GIVEN INSTRUCTION:
Of the lines in this listing, how many contain the word "buzz"? Give the number and nothing else.

EXERCISE MATERIAL:
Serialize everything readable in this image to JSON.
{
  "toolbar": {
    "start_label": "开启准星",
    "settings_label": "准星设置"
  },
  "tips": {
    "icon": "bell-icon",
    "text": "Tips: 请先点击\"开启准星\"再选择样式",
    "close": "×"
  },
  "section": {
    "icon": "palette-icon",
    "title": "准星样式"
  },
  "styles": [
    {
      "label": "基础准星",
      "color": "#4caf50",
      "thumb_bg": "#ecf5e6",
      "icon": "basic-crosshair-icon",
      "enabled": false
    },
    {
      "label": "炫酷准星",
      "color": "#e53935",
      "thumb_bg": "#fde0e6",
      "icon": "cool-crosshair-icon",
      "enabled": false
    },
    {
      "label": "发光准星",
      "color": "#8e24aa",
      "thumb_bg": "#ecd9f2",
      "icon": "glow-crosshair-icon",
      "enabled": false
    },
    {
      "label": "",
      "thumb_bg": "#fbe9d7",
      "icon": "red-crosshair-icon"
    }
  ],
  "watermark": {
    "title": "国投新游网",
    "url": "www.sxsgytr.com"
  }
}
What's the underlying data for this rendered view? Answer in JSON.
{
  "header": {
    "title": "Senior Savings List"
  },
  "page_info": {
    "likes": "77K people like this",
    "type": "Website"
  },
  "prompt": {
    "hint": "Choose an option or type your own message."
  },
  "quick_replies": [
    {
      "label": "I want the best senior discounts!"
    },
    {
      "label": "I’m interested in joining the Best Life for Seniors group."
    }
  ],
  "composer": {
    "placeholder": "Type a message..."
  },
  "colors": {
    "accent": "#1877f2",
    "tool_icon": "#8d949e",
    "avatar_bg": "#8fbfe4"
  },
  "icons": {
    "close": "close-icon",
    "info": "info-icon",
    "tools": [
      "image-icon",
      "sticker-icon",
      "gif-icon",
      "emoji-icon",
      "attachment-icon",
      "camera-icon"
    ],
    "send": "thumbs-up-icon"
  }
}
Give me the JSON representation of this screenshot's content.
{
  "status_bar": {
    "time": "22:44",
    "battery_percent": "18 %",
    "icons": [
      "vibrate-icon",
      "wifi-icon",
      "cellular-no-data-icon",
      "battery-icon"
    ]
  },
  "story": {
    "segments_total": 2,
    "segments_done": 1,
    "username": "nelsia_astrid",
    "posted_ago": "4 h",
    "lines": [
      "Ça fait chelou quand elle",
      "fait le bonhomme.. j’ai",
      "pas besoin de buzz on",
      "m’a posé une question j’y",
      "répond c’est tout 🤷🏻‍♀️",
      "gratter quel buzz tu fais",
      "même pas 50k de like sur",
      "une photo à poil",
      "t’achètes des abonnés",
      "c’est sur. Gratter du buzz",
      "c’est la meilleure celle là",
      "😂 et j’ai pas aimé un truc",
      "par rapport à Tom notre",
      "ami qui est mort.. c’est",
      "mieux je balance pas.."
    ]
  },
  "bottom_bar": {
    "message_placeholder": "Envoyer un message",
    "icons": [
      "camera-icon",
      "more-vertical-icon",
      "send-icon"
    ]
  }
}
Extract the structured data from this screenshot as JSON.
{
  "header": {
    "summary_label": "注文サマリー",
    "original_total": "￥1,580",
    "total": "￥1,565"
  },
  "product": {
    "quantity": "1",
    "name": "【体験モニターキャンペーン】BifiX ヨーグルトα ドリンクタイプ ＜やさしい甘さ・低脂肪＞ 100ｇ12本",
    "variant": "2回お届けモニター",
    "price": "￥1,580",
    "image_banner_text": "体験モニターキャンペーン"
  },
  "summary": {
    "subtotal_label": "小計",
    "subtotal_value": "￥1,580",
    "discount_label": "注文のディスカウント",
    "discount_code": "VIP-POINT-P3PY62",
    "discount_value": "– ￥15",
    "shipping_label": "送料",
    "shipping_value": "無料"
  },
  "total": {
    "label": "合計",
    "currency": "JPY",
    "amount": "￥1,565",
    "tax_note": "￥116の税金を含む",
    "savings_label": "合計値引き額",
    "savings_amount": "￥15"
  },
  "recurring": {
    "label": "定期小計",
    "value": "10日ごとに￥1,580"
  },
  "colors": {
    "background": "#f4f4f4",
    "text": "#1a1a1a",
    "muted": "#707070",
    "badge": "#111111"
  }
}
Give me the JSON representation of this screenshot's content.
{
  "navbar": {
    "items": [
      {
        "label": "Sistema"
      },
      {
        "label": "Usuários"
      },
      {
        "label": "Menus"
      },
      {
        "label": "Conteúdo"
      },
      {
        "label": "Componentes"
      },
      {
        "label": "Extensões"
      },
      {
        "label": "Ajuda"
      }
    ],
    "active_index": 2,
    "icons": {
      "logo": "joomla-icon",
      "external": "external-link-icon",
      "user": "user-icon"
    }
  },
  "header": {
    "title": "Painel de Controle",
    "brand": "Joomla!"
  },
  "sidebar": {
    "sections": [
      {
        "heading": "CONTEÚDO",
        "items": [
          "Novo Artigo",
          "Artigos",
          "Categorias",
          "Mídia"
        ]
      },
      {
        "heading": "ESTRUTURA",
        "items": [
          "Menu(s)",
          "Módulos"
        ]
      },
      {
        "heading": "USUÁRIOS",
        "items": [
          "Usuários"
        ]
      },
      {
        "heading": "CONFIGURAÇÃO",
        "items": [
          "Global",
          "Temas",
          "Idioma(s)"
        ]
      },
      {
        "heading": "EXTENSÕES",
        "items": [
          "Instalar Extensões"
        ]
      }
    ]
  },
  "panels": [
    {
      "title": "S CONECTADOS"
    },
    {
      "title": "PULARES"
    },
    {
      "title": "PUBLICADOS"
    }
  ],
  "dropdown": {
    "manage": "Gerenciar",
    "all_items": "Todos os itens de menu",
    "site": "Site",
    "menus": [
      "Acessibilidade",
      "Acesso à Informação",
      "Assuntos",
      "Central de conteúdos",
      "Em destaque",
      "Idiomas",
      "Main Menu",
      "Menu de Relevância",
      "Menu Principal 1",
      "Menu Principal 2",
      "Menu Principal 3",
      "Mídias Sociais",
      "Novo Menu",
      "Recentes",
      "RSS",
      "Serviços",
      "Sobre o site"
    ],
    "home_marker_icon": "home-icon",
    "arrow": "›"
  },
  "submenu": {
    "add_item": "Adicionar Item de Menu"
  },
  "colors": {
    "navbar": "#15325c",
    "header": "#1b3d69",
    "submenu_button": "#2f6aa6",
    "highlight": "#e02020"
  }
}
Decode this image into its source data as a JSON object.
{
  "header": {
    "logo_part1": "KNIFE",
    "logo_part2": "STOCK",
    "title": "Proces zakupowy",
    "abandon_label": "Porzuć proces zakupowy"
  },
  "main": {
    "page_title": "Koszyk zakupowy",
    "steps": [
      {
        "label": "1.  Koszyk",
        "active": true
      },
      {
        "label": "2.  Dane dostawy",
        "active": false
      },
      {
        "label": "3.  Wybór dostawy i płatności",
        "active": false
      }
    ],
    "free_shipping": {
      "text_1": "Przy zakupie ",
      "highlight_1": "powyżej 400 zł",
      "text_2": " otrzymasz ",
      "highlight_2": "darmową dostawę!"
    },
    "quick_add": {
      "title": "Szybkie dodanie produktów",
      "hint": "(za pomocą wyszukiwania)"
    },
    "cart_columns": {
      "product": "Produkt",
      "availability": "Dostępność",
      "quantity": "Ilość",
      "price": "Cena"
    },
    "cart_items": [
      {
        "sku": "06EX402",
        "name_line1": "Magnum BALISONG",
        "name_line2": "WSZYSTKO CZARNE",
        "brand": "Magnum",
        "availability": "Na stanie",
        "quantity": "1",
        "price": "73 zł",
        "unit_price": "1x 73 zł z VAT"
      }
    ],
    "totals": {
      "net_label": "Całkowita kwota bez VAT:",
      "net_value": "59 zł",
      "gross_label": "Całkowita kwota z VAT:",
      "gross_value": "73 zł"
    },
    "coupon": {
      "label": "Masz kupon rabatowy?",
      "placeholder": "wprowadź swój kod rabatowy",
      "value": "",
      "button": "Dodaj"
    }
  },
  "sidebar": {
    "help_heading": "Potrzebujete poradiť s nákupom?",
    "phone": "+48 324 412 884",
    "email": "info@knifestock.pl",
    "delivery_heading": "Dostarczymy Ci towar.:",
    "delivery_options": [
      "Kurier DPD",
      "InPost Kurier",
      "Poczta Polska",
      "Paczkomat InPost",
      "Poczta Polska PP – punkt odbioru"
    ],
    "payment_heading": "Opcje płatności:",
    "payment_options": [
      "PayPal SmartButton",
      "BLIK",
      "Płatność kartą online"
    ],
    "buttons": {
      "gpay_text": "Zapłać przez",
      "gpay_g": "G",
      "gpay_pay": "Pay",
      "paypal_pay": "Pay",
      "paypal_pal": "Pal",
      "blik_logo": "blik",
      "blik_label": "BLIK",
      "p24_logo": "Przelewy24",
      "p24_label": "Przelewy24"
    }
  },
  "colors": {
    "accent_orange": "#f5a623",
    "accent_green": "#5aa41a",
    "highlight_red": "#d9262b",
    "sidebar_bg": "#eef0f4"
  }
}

ANSWER IN FULL:
3